--- SUPPLIED ENTRIES ---

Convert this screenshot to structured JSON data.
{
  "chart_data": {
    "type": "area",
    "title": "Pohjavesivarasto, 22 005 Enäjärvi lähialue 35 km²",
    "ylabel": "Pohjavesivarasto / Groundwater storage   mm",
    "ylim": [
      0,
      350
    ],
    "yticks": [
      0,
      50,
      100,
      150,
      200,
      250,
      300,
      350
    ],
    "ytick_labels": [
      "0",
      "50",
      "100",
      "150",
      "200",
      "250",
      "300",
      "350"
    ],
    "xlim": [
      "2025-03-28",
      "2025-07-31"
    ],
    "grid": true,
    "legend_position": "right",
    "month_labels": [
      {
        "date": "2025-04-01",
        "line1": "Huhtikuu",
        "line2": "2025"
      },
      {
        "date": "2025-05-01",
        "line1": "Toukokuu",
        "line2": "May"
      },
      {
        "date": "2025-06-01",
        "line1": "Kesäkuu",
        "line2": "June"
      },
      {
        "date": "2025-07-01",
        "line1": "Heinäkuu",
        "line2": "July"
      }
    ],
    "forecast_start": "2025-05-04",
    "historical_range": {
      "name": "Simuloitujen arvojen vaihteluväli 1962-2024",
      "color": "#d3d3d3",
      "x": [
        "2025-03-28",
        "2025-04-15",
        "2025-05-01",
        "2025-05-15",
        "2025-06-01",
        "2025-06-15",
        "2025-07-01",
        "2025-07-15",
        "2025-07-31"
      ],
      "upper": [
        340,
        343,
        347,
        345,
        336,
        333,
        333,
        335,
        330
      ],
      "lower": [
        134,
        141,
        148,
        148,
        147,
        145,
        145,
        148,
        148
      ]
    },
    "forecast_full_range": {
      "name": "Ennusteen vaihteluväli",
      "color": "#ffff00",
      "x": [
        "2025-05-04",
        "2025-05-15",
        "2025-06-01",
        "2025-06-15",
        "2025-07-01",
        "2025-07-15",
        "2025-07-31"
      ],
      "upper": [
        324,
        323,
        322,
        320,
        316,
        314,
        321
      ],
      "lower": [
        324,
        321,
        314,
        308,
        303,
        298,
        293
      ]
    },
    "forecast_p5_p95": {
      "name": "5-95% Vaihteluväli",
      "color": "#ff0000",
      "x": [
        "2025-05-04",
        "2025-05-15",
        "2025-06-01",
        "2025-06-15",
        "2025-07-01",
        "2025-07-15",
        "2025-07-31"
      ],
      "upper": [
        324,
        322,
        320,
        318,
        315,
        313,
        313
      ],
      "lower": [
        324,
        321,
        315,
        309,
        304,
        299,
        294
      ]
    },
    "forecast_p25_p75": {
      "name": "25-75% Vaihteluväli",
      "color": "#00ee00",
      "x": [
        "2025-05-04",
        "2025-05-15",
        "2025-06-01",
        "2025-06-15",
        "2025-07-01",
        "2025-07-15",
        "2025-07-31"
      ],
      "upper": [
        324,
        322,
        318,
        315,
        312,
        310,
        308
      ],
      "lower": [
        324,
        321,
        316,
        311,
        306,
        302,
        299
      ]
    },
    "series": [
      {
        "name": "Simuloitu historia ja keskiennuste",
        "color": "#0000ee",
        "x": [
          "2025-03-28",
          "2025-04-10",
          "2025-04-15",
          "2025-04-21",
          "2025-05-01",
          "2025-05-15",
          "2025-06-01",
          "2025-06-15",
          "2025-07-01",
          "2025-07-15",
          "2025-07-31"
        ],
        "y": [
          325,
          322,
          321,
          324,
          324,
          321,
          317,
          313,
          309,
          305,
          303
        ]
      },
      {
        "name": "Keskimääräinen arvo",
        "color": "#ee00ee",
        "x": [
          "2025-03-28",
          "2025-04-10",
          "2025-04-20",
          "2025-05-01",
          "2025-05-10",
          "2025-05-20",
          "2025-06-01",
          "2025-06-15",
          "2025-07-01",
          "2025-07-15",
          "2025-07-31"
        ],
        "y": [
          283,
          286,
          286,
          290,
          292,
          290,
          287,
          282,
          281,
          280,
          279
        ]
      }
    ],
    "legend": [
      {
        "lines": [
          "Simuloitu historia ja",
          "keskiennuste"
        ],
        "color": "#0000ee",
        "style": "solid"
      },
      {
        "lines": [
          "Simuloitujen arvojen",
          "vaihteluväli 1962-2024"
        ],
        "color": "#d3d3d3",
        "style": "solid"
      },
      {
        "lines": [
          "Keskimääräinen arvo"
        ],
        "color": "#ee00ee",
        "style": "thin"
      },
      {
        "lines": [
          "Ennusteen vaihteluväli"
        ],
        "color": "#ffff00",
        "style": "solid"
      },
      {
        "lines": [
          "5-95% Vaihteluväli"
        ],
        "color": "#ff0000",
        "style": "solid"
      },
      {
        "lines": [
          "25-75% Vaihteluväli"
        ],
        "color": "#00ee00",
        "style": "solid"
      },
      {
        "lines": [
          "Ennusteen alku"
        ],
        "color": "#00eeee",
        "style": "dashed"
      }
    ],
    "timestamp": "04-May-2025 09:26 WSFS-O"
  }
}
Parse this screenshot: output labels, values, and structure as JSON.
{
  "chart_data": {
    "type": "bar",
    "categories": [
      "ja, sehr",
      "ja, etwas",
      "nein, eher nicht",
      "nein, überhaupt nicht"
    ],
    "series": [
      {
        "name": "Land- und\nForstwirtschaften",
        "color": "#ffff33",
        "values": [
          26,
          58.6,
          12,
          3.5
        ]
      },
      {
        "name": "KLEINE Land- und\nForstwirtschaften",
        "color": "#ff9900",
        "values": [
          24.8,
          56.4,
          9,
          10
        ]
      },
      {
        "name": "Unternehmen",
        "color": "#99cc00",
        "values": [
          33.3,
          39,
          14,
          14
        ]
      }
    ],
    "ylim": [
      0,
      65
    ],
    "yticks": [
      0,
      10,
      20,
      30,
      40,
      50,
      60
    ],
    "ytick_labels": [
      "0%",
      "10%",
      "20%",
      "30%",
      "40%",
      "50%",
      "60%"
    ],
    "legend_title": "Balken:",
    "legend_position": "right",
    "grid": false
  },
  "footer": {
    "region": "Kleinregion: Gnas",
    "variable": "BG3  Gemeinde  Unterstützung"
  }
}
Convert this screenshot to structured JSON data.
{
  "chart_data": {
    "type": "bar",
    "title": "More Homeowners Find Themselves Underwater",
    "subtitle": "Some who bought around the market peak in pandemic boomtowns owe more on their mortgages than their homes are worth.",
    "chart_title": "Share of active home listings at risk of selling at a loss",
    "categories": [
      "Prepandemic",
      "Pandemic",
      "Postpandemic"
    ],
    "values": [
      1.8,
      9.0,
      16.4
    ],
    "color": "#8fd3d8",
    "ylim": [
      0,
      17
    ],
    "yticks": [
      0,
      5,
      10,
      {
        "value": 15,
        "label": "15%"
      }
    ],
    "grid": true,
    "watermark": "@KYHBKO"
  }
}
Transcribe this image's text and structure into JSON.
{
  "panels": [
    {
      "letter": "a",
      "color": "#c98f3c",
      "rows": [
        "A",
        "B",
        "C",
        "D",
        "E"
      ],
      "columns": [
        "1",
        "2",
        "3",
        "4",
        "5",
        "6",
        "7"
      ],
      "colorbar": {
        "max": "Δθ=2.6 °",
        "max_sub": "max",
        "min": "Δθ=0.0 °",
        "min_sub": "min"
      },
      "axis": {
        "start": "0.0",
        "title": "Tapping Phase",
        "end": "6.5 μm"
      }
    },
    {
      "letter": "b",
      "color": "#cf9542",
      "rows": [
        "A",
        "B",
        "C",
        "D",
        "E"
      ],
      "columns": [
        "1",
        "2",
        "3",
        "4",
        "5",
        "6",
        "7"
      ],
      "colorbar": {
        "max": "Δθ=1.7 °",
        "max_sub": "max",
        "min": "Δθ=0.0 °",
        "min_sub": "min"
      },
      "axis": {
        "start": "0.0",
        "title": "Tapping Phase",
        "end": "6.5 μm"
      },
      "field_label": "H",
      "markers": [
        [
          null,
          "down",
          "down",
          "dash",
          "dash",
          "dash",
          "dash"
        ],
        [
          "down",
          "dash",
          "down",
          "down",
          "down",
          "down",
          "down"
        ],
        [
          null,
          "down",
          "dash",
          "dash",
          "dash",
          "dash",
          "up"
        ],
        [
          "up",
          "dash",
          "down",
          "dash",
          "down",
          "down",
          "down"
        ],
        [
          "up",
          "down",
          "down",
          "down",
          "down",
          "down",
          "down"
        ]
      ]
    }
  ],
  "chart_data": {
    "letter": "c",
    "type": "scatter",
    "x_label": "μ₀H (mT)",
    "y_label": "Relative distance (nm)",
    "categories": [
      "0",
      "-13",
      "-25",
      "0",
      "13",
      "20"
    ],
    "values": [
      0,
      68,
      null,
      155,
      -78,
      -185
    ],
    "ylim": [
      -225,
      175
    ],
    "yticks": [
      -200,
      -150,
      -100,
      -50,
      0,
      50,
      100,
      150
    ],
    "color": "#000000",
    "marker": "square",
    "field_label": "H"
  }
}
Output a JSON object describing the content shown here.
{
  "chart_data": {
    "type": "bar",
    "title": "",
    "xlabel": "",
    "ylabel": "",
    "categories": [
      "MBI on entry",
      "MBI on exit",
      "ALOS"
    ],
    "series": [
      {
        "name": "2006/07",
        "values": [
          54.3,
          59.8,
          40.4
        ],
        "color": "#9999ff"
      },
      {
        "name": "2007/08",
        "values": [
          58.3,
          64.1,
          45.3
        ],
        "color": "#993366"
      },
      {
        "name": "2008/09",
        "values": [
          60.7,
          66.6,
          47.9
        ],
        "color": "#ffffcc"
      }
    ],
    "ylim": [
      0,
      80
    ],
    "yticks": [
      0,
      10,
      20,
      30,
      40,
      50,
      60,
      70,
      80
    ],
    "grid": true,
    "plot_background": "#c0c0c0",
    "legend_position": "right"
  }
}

---

GOAL OF THE EXERCISE
Go through the material above and count the lines that contain "nicht"; give that number alone.

SOLUTION
2